>> begin
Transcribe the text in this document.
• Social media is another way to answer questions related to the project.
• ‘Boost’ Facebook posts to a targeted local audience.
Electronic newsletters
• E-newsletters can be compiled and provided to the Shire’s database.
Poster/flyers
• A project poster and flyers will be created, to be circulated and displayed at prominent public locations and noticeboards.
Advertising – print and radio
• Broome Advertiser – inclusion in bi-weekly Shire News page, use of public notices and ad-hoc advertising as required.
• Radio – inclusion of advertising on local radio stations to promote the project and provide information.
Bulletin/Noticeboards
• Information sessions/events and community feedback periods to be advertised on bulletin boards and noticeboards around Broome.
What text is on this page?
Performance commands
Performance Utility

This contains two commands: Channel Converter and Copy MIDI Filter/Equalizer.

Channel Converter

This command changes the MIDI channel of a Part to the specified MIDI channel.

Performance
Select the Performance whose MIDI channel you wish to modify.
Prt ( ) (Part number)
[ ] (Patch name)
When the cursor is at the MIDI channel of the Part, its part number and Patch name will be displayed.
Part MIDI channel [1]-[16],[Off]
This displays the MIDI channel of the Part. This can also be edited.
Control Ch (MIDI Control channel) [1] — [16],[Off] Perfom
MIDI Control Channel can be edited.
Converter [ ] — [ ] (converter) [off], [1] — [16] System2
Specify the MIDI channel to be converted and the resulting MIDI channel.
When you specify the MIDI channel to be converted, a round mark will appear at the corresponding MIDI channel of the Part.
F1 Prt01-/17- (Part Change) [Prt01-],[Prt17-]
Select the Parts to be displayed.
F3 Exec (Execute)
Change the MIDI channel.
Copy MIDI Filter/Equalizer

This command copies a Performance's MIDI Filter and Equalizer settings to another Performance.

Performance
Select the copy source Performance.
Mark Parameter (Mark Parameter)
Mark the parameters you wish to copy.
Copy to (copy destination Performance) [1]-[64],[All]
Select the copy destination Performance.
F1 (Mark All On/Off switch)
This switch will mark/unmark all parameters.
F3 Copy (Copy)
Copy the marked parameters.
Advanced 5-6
>> end
● **STATED GOAL**:
Word for word, write out the data.

● **COMPLETED TASK**:
Transcribe the text in this document.
• Social media is another way to answer questions related to the project.
• ‘Boost’ Facebook posts to a targeted local audience.
Electronic newsletters
• E-newsletters can be compiled and provided to the Shire’s database.
Poster/flyers
• A project poster and flyers will be created, to be circulated and displayed at prominent public locations and noticeboards.
Advertising – print and radio
• Broome Advertiser – inclusion in bi-weekly Shire News page, use of public notices and ad-hoc advertising as required.
• Radio – inclusion of advertising on local radio stations to promote the project and provide information.
Bulletin/Noticeboards
• Information sessions/events and community feedback periods to be advertised on bulletin boards and noticeboards around Broome.
What text is on this page?
Performance commands
Performance Utility

This contains two commands: Channel Converter and Copy MIDI Filter/Equalizer.

Channel Converter

This command changes the MIDI channel of a Part to the specified MIDI channel.

Performance
Select the Performance whose MIDI channel you wish to modify.
Prt ( ) (Part number)
[ ] (Patch name)
When the cursor is at the MIDI channel of the Part, its part number and Patch name will be displayed.
Part MIDI channel [1]-[16],[Off]
This displays the MIDI channel of the Part. This can also be edited.
Control Ch (MIDI Control channel) [1] — [16],[Off] Perfom
MIDI Control Channel can be edited.
Converter [ ] — [ ] (converter) [off], [1] — [16] System2
Specify the MIDI channel to be converted and the resulting MIDI channel.
When you specify the MIDI channel to be converted, a round mark will appear at the corresponding MIDI channel of the Part.
F1 Prt01-/17- (Part Change) [Prt01-],[Prt17-]
Select the Parts to be displayed.
F3 Exec (Execute)
Change the MIDI channel.
Copy MIDI Filter/Equalizer

This command copies a Performance's MIDI Filter and Equalizer settings to another Performance.

Performance
Select the copy source Performance.
Mark Parameter (Mark Parameter)
Mark the parameters you wish to copy.
Copy to (copy destination Performance) [1]-[64],[All]
Select the copy destination Performance.
F1 (Mark All On/Off switch)
This switch will mark/unmark all parameters.
F3 Copy (Copy)
Copy the marked parameters.
Advanced 5-6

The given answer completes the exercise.